• CHALLENGE
Images should be left out, and everything else in the listing reproduced exactly.

Data items:
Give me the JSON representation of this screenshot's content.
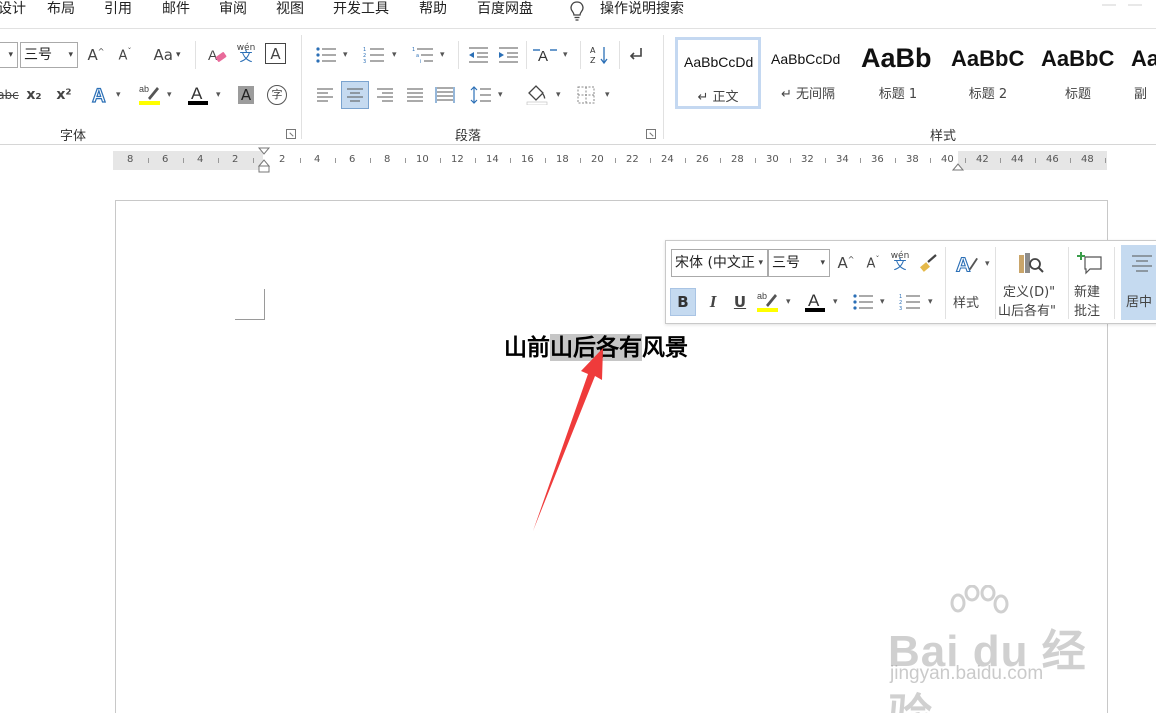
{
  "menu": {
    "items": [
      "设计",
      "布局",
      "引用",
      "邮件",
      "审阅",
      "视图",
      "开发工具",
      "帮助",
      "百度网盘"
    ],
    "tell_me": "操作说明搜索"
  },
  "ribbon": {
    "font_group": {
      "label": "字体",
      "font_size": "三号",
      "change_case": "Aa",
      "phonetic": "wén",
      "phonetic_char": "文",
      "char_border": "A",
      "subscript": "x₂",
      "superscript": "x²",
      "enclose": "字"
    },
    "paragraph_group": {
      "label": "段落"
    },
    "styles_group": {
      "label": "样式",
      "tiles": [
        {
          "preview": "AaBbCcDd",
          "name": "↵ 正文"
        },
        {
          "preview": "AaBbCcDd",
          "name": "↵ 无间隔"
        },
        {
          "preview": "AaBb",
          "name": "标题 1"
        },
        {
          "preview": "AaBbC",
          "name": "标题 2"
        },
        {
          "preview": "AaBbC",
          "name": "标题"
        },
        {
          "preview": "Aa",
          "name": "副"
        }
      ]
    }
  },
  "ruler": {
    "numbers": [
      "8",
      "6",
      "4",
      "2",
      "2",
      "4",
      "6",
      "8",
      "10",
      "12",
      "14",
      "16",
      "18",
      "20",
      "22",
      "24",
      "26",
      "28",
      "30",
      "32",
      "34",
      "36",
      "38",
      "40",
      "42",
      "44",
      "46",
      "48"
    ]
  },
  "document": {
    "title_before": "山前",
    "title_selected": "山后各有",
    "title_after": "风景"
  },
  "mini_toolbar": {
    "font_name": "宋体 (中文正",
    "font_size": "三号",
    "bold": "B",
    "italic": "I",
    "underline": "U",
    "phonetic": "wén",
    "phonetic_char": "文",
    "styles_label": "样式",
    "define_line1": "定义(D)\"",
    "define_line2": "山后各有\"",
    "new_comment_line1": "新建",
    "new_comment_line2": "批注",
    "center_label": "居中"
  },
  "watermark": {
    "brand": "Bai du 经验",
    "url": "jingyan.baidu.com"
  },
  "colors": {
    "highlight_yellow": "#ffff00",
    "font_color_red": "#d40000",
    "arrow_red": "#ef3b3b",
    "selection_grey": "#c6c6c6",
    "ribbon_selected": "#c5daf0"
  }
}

• ANSWER IN FULL
Give me the JSON representation of this screenshot's content.
{
  "menu": {
    "items": [
      "设计",
      "布局",
      "引用",
      "邮件",
      "审阅",
      "视图",
      "开发工具",
      "帮助",
      "百度网盘"
    ],
    "tell_me": "操作说明搜索"
  },
  "ribbon": {
    "font_group": {
      "label": "字体",
      "font_size": "三号",
      "change_case": "Aa",
      "phonetic": "wén",
      "phonetic_char": "文",
      "char_border": "A",
      "subscript": "x₂",
      "superscript": "x²",
      "enclose": "字"
    },
    "paragraph_group": {
      "label": "段落"
    },
    "styles_group": {
      "label": "样式",
      "tiles": [
        {
          "preview": "AaBbCcDd",
          "name": "↵ 正文"
        },
        {
          "preview": "AaBbCcDd",
          "name": "↵ 无间隔"
        },
        {
          "preview": "AaBb",
          "name": "标题 1"
        },
        {
          "preview": "AaBbC",
          "name": "标题 2"
        },
        {
          "preview": "AaBbC",
          "name": "标题"
        },
        {
          "preview": "Aa",
          "name": "副"
        }
      ]
    }
  },
  "ruler": {
    "numbers": [
      "8",
      "6",
      "4",
      "2",
      "2",
      "4",
      "6",
      "8",
      "10",
      "12",
      "14",
      "16",
      "18",
      "20",
      "22",
      "24",
      "26",
      "28",
      "30",
      "32",
      "34",
      "36",
      "38",
      "40",
      "42",
      "44",
      "46",
      "48"
    ]
  },
  "document": {
    "title_before": "山前",
    "title_selected": "山后各有",
    "title_after": "风景"
  },
  "mini_toolbar": {
    "font_name": "宋体 (中文正",
    "font_size": "三号",
    "bold": "B",
    "italic": "I",
    "underline": "U",
    "phonetic": "wén",
    "phonetic_char": "文",
    "styles_label": "样式",
    "define_line1": "定义(D)\"",
    "define_line2": "山后各有\"",
    "new_comment_line1": "新建",
    "new_comment_line2": "批注",
    "center_label": "居中"
  },
  "watermark": {
    "brand": "Bai du 经验",
    "url": "jingyan.baidu.com"
  },
  "colors": {
    "highlight_yellow": "#ffff00",
    "font_color_red": "#d40000",
    "arrow_red": "#ef3b3b",
    "selection_grey": "#c6c6c6",
    "ribbon_selected": "#c5daf0"
  }
}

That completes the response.